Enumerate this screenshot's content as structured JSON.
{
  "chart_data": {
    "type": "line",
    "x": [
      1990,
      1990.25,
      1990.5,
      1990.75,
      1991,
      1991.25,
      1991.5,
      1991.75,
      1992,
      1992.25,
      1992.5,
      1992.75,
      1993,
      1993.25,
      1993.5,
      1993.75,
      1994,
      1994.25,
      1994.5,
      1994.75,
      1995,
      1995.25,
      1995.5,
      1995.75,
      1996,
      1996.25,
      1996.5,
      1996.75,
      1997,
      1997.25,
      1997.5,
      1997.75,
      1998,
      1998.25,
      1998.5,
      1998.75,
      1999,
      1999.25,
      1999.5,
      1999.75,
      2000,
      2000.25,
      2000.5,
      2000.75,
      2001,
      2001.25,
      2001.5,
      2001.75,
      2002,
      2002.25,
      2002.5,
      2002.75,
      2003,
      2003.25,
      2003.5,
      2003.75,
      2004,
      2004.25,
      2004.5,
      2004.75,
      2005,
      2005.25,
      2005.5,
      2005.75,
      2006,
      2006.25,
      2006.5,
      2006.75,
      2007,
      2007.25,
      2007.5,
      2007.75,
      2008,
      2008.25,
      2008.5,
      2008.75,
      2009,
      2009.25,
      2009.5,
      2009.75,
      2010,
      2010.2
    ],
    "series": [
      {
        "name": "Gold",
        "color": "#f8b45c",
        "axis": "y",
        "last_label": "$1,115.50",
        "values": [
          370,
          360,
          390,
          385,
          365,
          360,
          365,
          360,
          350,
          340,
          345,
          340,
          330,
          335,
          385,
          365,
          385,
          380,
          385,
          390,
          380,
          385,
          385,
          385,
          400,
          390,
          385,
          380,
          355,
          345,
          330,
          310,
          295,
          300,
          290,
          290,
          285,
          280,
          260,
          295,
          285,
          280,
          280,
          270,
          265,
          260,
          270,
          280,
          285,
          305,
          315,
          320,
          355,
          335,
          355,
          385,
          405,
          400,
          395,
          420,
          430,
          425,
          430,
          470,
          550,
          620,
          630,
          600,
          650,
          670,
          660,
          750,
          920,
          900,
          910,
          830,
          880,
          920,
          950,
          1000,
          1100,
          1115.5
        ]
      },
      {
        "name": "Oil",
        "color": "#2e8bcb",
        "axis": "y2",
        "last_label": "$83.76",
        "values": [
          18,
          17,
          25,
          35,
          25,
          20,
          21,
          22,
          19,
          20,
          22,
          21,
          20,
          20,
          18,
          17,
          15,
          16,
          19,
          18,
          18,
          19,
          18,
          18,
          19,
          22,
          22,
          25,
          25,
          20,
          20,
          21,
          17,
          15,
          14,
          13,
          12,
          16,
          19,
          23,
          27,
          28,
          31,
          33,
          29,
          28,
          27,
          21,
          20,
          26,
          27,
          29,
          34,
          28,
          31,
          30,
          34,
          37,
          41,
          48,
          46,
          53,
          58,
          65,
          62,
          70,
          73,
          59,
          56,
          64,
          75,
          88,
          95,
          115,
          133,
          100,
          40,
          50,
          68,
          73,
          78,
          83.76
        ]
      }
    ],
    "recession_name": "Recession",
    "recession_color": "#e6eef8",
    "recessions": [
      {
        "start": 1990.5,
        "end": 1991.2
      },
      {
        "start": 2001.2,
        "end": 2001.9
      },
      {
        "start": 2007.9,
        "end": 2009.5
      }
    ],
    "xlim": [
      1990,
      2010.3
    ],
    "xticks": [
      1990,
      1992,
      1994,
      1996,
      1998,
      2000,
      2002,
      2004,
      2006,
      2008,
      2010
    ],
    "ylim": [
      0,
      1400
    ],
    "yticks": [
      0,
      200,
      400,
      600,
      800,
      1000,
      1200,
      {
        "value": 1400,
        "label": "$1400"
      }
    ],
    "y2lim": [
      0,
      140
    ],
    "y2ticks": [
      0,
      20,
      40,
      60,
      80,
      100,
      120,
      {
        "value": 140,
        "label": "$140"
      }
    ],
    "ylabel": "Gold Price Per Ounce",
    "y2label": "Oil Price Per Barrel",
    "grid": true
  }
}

* **WHAT IS REQUIRED**
List every line above containing the word "Gold".

* **TASK SOLUTION**
        "name": "Gold",
    "ylabel": "Gold Price Per Ounce",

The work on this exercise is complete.